(Source records)
(begin)
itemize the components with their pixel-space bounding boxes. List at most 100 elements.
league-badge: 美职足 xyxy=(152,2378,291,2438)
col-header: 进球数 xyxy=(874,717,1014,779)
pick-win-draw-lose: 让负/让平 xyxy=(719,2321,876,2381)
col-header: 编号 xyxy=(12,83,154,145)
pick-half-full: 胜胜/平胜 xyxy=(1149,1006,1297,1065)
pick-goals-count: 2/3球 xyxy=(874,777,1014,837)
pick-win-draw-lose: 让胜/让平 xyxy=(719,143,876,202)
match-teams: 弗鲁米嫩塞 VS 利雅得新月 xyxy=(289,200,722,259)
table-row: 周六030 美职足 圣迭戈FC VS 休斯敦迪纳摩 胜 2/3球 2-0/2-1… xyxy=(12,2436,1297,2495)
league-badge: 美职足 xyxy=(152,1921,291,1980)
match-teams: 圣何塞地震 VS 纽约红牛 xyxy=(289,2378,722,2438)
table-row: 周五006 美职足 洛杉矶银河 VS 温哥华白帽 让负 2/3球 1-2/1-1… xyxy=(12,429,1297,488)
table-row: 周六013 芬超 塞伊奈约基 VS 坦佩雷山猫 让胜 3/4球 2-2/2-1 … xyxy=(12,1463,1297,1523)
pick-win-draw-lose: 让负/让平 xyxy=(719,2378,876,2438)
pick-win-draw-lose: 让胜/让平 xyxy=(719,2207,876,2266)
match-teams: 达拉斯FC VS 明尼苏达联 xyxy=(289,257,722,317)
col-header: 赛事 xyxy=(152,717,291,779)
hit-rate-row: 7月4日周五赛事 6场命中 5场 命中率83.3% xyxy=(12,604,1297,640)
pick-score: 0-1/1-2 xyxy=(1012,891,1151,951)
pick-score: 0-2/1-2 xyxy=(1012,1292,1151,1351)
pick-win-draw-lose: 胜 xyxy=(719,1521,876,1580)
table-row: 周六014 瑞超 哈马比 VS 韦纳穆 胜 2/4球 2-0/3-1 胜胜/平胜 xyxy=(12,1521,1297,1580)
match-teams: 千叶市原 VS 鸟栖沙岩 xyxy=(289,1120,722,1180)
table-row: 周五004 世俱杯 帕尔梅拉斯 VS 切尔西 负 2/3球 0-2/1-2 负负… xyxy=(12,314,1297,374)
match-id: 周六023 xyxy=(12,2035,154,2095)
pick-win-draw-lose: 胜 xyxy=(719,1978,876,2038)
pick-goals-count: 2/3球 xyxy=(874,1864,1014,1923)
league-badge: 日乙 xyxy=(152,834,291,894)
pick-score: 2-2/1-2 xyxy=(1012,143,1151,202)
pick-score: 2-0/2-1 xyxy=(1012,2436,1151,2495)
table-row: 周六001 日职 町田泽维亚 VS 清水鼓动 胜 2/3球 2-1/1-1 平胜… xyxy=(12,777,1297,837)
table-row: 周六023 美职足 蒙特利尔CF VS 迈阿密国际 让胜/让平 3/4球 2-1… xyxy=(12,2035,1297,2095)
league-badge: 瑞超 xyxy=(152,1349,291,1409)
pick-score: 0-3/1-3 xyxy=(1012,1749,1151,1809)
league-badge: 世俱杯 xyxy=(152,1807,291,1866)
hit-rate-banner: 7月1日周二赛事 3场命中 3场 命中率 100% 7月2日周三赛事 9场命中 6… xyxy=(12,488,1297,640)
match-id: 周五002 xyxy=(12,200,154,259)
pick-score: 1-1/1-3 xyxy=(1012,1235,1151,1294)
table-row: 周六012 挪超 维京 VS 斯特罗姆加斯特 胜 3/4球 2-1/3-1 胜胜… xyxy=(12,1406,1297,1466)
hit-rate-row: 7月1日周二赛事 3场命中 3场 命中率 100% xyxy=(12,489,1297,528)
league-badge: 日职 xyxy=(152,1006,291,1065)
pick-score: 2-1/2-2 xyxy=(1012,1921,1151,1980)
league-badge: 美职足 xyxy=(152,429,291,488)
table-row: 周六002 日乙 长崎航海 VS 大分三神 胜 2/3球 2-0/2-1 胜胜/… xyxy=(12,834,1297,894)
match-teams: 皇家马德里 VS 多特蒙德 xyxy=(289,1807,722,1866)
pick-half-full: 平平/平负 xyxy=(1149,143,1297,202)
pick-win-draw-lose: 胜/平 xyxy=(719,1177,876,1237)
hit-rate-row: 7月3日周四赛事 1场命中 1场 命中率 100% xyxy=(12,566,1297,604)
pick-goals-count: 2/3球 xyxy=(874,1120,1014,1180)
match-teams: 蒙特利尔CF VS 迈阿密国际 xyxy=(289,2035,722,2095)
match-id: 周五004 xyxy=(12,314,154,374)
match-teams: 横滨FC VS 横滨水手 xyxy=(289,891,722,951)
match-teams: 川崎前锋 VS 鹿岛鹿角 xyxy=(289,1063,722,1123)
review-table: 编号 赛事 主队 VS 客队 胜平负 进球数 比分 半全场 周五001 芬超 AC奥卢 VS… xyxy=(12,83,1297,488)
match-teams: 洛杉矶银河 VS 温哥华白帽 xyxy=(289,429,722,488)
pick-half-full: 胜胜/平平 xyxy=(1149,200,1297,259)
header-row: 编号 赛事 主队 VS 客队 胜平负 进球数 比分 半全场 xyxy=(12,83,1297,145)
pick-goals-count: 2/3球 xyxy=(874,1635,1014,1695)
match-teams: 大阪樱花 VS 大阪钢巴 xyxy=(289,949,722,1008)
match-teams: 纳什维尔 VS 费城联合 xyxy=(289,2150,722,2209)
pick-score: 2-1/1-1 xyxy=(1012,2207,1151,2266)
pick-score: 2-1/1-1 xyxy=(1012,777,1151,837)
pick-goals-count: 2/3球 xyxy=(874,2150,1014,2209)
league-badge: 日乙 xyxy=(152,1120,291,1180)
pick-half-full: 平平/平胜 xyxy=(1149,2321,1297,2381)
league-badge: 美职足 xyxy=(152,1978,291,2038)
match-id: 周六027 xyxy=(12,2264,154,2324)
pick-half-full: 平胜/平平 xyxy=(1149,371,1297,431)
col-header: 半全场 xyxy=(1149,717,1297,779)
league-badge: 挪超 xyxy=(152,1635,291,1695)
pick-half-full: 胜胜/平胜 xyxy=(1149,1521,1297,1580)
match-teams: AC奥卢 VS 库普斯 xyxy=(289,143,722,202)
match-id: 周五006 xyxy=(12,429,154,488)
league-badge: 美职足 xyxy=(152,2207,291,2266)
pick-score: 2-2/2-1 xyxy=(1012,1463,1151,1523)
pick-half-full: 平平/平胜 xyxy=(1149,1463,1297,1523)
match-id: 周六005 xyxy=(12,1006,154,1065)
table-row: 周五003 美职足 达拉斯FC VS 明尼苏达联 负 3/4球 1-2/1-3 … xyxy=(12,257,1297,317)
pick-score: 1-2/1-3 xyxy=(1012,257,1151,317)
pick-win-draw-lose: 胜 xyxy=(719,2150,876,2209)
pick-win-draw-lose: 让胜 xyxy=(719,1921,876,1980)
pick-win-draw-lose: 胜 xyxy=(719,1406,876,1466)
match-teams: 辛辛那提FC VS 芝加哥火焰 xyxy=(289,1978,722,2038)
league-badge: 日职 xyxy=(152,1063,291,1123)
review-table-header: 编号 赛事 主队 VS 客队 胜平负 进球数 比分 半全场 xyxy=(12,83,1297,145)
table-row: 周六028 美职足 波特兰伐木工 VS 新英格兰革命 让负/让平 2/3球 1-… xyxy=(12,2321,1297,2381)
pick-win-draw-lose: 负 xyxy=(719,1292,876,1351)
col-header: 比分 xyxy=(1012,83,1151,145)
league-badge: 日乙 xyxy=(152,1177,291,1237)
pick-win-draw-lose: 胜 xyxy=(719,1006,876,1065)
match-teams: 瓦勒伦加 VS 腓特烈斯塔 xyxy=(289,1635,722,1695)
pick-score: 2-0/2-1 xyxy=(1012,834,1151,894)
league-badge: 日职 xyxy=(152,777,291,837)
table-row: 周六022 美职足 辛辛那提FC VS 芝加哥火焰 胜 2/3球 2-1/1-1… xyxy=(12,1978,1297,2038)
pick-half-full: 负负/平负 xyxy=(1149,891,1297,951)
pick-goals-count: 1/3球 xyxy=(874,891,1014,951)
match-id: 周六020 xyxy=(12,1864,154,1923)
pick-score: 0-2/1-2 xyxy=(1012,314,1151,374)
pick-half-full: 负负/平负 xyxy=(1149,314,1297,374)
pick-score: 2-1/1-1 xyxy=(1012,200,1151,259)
(end)
◆ Objective
Copy the records word for word, from the first line through the line that contains "match-id: 周六023 xyxy=(12,2035,154,2095)", including that line.

◆ Answer
itemize the components with their pixel-space bounding boxes. List at most 100 elements.
league-badge: 美职足 xyxy=(152,2378,291,2438)
col-header: 进球数 xyxy=(874,717,1014,779)
pick-win-draw-lose: 让负/让平 xyxy=(719,2321,876,2381)
col-header: 编号 xyxy=(12,83,154,145)
pick-half-full: 胜胜/平胜 xyxy=(1149,1006,1297,1065)
pick-goals-count: 2/3球 xyxy=(874,777,1014,837)
pick-win-draw-lose: 让胜/让平 xyxy=(719,143,876,202)
match-teams: 弗鲁米嫩塞 VS 利雅得新月 xyxy=(289,200,722,259)
table-row: 周六030 美职足 圣迭戈FC VS 休斯敦迪纳摩 胜 2/3球 2-0/2-1… xyxy=(12,2436,1297,2495)
league-badge: 美职足 xyxy=(152,1921,291,1980)
match-teams: 圣何塞地震 VS 纽约红牛 xyxy=(289,2378,722,2438)
table-row: 周五006 美职足 洛杉矶银河 VS 温哥华白帽 让负 2/3球 1-2/1-1… xyxy=(12,429,1297,488)
table-row: 周六013 芬超 塞伊奈约基 VS 坦佩雷山猫 让胜 3/4球 2-2/2-1 … xyxy=(12,1463,1297,1523)
pick-win-draw-lose: 让负/让平 xyxy=(719,2378,876,2438)
pick-win-draw-lose: 让胜/让平 xyxy=(719,2207,876,2266)
match-teams: 达拉斯FC VS 明尼苏达联 xyxy=(289,257,722,317)
col-header: 赛事 xyxy=(152,717,291,779)
hit-rate-row: 7月4日周五赛事 6场命中 5场 命中率83.3% xyxy=(12,604,1297,640)
pick-score: 0-1/1-2 xyxy=(1012,891,1151,951)
pick-score: 0-2/1-2 xyxy=(1012,1292,1151,1351)
pick-win-draw-lose: 胜 xyxy=(719,1521,876,1580)
table-row: 周六014 瑞超 哈马比 VS 韦纳穆 胜 2/4球 2-0/3-1 胜胜/平胜 xyxy=(12,1521,1297,1580)
match-teams: 千叶市原 VS 鸟栖沙岩 xyxy=(289,1120,722,1180)
table-row: 周五004 世俱杯 帕尔梅拉斯 VS 切尔西 负 2/3球 0-2/1-2 负负… xyxy=(12,314,1297,374)
match-id: 周六023 xyxy=(12,2035,154,2095)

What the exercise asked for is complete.